What the task requires
Please print every line from the one containing "Convert this document image to plain text." through the last line of the records below, exactly as written and nothing more.

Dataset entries
>> START

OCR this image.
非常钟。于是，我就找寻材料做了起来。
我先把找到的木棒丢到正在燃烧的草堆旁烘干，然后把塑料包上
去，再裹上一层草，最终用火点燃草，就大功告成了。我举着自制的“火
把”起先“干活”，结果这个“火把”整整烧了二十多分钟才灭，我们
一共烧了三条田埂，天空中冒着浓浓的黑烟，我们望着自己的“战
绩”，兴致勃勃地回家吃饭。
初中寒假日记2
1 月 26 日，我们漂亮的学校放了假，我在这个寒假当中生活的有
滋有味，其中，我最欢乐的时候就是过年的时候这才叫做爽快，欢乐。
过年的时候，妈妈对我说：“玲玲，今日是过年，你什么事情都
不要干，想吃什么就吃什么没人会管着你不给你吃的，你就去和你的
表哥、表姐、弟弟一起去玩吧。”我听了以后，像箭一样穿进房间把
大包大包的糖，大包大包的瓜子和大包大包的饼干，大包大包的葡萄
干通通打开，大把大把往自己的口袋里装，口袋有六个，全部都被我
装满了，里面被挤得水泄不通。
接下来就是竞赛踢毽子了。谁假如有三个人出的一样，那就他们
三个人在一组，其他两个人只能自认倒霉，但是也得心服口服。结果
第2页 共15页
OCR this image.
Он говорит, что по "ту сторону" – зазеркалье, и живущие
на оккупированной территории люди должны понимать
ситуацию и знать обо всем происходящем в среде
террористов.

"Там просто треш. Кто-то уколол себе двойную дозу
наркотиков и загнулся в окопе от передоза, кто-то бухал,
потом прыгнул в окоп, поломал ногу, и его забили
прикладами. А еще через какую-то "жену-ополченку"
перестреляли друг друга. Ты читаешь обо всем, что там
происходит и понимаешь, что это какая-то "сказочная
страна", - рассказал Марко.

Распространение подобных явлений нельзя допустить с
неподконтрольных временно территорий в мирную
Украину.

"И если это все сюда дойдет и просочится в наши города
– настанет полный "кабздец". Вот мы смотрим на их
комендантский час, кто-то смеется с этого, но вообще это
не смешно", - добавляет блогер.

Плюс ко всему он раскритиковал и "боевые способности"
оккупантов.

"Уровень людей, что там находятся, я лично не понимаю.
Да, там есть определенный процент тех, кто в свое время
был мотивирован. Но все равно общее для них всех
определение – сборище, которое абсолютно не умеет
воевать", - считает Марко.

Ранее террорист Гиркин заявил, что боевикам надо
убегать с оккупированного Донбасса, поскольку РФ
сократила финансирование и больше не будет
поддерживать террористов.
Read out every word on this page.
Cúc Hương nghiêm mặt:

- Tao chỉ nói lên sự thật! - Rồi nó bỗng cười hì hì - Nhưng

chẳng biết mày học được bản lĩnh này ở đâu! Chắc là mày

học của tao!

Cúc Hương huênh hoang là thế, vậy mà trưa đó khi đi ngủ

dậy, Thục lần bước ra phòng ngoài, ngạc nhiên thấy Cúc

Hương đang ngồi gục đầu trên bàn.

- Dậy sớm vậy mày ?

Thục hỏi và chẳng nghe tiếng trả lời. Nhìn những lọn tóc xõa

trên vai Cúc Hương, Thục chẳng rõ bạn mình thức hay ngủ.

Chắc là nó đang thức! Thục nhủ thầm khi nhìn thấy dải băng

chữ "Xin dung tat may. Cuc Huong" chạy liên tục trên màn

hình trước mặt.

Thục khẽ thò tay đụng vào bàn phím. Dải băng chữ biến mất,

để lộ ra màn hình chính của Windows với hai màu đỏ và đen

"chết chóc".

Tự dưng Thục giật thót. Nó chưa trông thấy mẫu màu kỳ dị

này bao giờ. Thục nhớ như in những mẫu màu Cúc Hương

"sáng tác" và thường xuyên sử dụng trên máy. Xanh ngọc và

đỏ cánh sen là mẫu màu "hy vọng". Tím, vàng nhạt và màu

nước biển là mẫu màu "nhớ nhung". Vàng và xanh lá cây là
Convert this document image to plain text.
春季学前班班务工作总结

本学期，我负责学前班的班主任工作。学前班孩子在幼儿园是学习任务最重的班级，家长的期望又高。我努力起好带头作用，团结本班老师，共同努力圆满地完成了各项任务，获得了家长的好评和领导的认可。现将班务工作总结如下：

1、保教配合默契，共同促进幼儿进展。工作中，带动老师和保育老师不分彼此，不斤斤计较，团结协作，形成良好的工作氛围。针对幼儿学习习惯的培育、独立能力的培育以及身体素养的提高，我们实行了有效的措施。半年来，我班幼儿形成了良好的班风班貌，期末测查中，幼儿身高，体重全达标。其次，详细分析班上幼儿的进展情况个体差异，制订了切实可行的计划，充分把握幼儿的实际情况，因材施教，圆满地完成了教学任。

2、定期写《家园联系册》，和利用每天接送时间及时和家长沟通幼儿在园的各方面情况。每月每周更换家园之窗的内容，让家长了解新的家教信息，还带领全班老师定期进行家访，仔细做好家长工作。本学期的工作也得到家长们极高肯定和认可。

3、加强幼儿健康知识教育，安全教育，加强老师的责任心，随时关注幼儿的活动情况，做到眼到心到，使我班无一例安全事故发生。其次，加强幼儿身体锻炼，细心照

>> END

Reply to the task
Convert this document image to plain text.
春季学前班班务工作总结

本学期，我负责学前班的班主任工作。学前班孩子在幼儿园是学习任务最重的班级，家长的期望又高。我努力起好带头作用，团结本班老师，共同努力圆满地完成了各项任务，获得了家长的好评和领导的认可。现将班务工作总结如下：

1、保教配合默契，共同促进幼儿进展。工作中，带动老师和保育老师不分彼此，不斤斤计较，团结协作，形成良好的工作氛围。针对幼儿学习习惯的培育、独立能力的培育以及身体素养的提高，我们实行了有效的措施。半年来，我班幼儿形成了良好的班风班貌，期末测查中，幼儿身高，体重全达标。其次，详细分析班上幼儿的进展情况个体差异，制订了切实可行的计划，充分把握幼儿的实际情况，因材施教，圆满地完成了教学任。

2、定期写《家园联系册》，和利用每天接送时间及时和家长沟通幼儿在园的各方面情况。每月每周更换家园之窗的内容，让家长了解新的家教信息，还带领全班老师定期进行家访，仔细做好家长工作。本学期的工作也得到家长们极高肯定和认可。

3、加强幼儿健康知识教育，安全教育，加强老师的责任心，随时关注幼儿的活动情况，做到眼到心到，使我班无一例安全事故发生。其次，加强幼儿身体锻炼，细心照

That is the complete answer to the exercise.